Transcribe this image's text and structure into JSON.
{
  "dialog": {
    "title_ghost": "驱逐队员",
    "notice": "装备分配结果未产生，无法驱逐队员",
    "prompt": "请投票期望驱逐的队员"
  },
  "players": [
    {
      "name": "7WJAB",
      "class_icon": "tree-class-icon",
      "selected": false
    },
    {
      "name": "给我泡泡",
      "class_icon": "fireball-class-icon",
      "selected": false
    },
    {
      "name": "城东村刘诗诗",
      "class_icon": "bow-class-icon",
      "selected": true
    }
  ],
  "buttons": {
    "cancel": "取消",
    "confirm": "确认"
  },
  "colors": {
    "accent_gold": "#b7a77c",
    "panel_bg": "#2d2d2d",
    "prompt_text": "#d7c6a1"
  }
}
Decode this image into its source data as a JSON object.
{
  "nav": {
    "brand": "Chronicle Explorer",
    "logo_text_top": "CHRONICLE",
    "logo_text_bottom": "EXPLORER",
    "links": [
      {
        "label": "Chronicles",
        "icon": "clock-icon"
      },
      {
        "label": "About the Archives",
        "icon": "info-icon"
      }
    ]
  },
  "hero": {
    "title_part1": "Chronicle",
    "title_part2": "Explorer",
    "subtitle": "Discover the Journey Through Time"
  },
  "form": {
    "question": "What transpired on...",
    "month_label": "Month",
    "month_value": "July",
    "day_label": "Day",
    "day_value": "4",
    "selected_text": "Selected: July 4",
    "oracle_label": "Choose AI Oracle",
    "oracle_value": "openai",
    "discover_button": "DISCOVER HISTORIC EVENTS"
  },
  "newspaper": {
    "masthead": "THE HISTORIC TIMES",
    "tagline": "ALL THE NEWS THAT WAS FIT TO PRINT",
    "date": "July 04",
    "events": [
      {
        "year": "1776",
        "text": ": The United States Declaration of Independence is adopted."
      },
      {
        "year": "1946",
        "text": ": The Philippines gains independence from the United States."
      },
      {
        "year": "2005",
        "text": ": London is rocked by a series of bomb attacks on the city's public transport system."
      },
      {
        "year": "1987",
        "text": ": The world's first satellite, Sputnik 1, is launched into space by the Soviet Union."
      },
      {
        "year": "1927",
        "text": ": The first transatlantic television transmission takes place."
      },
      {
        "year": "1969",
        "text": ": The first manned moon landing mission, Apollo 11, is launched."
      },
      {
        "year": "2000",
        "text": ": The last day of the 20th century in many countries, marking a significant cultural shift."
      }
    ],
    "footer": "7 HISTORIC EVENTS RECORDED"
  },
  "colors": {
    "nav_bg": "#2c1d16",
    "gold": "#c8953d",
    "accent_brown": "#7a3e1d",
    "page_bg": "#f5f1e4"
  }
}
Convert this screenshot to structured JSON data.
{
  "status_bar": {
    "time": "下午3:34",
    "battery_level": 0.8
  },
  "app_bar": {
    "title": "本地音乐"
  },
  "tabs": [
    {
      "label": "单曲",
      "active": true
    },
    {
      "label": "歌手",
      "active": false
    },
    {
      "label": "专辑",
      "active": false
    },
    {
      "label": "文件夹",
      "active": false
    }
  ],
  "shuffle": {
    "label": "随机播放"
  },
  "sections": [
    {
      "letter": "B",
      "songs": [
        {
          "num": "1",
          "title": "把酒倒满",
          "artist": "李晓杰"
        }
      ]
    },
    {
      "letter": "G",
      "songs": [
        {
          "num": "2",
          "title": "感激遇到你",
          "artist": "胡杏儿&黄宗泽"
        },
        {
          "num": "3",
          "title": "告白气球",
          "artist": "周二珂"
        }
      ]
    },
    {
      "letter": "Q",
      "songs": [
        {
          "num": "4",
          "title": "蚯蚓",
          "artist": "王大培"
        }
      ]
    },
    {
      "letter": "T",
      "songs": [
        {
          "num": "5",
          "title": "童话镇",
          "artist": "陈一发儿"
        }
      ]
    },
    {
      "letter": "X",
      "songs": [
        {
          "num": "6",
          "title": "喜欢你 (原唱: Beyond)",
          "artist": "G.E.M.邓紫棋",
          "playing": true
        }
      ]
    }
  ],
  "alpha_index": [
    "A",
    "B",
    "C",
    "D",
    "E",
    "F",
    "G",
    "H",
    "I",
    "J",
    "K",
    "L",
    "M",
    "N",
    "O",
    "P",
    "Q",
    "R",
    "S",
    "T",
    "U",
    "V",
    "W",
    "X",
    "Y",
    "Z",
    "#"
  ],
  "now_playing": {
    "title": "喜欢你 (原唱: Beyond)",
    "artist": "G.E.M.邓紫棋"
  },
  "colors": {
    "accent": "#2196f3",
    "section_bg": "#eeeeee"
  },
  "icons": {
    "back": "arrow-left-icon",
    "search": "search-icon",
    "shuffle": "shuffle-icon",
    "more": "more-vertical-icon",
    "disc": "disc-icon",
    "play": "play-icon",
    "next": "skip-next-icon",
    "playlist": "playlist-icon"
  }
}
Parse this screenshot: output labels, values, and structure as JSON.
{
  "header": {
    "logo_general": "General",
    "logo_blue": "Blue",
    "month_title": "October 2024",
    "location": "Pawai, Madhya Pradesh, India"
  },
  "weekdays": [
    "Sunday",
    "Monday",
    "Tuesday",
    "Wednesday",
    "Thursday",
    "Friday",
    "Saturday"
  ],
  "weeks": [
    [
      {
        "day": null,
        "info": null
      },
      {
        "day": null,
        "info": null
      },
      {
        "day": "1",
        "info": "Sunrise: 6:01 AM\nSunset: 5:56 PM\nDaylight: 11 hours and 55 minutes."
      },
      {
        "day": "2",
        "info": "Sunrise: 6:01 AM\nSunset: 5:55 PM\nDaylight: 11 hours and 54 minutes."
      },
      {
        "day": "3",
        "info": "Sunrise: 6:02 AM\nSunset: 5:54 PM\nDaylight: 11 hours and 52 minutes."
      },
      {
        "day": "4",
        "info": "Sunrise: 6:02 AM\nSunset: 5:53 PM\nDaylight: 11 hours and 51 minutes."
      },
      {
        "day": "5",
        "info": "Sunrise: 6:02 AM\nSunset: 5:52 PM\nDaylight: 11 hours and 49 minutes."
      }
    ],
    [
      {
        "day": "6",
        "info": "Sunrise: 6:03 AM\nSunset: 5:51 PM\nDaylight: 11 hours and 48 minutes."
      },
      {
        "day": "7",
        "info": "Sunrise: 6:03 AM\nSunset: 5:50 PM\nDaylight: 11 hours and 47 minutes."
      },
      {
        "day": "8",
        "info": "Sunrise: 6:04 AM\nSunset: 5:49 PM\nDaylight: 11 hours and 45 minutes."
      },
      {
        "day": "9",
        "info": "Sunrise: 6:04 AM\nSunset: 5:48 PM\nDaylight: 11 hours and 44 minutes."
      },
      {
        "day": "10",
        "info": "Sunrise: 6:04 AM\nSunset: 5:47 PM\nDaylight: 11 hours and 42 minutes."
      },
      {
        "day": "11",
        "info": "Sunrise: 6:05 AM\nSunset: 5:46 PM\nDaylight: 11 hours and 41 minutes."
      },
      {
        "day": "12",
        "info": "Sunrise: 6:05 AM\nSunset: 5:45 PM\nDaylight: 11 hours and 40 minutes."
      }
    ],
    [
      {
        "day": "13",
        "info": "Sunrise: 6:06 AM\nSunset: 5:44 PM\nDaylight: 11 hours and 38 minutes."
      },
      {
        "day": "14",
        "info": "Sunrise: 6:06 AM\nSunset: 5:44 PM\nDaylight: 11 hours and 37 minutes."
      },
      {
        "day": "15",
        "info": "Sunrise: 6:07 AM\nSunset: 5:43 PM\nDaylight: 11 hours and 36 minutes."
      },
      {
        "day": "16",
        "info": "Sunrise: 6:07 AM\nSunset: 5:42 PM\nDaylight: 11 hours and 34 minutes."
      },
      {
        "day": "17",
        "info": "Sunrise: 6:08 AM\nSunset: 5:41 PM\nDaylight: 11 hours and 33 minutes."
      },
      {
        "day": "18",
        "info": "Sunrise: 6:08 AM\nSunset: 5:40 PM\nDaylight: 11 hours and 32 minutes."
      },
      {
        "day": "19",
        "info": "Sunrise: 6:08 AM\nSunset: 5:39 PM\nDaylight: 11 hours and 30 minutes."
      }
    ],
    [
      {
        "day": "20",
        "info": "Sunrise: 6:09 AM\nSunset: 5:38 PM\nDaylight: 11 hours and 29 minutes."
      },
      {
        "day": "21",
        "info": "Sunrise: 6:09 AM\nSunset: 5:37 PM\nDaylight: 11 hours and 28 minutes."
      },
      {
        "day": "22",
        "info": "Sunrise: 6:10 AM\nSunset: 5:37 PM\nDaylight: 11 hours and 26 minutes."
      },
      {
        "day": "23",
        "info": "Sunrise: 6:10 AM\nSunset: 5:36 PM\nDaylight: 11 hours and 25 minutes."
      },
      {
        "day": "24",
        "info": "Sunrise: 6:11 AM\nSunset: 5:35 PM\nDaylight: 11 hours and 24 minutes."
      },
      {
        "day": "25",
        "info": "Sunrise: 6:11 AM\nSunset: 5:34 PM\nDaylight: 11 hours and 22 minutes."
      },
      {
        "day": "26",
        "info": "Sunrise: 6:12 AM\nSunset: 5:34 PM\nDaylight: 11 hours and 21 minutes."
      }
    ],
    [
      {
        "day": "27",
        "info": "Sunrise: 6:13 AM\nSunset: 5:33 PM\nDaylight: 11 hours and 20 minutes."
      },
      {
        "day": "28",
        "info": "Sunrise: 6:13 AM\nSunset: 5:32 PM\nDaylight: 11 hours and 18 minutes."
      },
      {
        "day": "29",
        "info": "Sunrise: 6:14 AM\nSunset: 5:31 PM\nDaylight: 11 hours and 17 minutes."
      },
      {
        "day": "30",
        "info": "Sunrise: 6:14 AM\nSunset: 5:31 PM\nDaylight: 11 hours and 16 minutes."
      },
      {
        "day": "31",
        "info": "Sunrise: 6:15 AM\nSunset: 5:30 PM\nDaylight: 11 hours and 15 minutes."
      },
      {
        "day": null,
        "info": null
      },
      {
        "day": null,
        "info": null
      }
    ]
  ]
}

########################################

### INSTRUCTIONS FOR THE TASK
Gather each line in the entries above where the string "United" is found.

### WRITTEN RESPONSE
        "text": ": The United States Declaration of Independence is adopted."
        "text": ": The Philippines gains independence from the United States."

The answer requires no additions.